* BEGIN MATERIALS PROVIDED *

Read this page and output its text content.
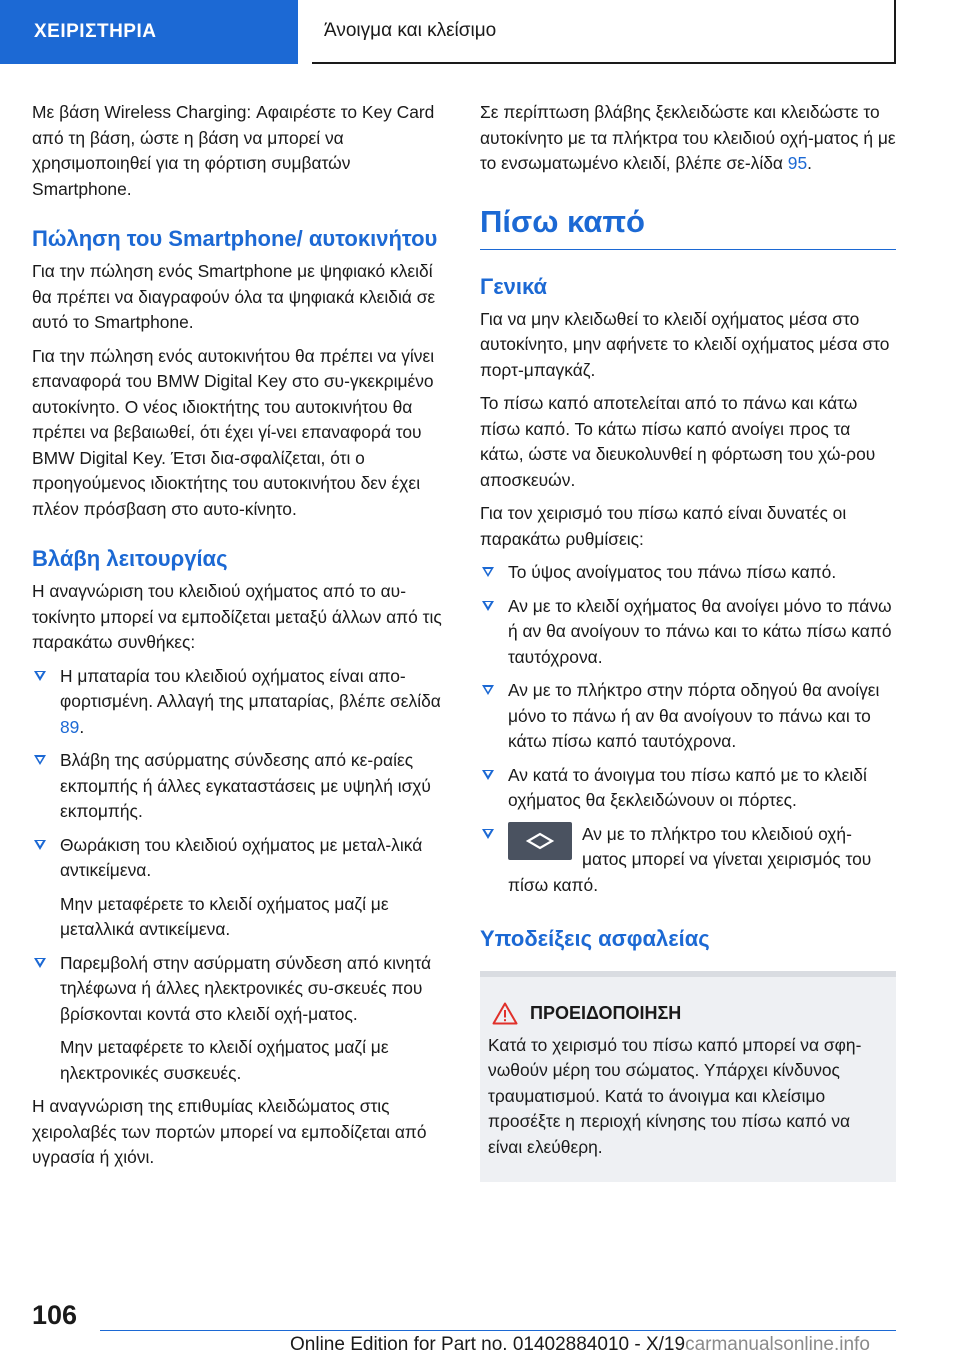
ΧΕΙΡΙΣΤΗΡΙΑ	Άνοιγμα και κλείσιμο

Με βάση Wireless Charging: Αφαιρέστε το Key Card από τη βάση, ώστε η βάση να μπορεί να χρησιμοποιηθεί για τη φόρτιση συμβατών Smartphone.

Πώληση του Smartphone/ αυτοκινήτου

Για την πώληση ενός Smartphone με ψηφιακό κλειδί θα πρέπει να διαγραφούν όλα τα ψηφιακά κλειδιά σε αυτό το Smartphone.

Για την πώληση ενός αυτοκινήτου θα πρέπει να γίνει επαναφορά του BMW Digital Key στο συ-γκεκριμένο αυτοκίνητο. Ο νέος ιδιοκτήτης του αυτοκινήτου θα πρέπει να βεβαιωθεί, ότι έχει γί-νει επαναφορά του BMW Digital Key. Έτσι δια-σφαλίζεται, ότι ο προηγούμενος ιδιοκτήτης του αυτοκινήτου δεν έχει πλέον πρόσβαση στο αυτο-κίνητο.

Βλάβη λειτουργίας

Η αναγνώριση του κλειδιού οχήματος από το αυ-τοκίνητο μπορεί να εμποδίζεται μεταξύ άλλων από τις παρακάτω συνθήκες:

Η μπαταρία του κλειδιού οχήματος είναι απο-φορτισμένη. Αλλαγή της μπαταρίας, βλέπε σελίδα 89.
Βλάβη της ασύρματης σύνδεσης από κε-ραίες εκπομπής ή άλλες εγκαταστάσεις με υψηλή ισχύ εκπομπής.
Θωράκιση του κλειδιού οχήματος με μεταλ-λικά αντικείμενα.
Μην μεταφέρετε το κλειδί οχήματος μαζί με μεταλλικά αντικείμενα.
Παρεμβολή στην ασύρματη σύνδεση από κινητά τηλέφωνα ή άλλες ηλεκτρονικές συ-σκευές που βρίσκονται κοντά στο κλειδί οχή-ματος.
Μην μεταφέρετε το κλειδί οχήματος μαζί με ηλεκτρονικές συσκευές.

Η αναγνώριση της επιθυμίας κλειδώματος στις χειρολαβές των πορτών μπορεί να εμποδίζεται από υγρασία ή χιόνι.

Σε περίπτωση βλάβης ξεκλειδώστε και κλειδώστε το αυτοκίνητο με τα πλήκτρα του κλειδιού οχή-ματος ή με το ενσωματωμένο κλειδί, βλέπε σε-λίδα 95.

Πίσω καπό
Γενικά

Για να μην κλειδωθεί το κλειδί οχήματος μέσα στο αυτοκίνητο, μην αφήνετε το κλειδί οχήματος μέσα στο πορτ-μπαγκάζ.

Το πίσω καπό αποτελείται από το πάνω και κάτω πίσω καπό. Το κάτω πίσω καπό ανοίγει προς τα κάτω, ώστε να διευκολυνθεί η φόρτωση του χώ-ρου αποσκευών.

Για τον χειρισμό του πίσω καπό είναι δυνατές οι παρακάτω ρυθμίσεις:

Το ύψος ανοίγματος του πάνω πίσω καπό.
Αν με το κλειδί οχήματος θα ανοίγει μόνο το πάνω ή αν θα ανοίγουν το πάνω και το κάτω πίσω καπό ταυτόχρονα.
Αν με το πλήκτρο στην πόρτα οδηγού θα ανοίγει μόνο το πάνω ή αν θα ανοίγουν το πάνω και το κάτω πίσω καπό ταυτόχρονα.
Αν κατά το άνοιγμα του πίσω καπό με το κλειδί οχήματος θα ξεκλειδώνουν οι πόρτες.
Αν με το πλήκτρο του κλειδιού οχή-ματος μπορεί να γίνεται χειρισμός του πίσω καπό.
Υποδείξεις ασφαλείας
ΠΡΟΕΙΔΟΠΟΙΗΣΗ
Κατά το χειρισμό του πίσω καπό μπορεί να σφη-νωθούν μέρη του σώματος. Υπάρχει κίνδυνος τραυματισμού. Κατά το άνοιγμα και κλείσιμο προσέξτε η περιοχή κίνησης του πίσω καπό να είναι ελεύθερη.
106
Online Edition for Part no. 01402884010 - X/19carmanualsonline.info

* END MATERIALS PROVIDED *
* BEGIN MATERIALS PROVIDED *

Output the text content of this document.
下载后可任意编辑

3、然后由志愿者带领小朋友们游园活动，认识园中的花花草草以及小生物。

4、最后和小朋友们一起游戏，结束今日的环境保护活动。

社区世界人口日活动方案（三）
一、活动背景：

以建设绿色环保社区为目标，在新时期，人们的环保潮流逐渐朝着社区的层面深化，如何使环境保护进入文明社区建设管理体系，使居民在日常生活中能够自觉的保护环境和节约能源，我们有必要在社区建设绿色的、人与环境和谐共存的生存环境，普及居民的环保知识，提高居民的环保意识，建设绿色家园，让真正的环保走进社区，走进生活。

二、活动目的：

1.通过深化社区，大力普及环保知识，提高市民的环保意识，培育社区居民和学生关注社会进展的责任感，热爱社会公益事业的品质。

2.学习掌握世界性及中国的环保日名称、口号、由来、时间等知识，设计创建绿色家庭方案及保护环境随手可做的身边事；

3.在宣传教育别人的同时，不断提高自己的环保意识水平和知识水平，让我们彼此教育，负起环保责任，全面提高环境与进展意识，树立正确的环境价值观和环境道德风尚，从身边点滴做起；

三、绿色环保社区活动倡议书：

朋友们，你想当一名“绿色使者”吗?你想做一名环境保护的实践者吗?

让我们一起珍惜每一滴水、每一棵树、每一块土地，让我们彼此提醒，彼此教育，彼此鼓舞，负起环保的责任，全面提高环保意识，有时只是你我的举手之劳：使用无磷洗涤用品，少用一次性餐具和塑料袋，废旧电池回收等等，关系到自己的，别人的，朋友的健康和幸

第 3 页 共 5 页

* END MATERIALS PROVIDED *

* [TASK STATEMENT] Filter lines by "άλλες" and return each hit.

* [SOLUTION TO THE EXERCISE]
Βλάβη της ασύρματης σύνδεσης από κε-ραίες εκπομπής ή άλλες εγκαταστάσεις με υψηλή ισχύ εκπομπής.
Παρεμβολή στην ασύρματη σύνδεση από κινητά τηλέφωνα ή άλλες ηλεκτρονικές συ-σκευές που βρίσκονται κοντά στο κλειδί οχή-ματος.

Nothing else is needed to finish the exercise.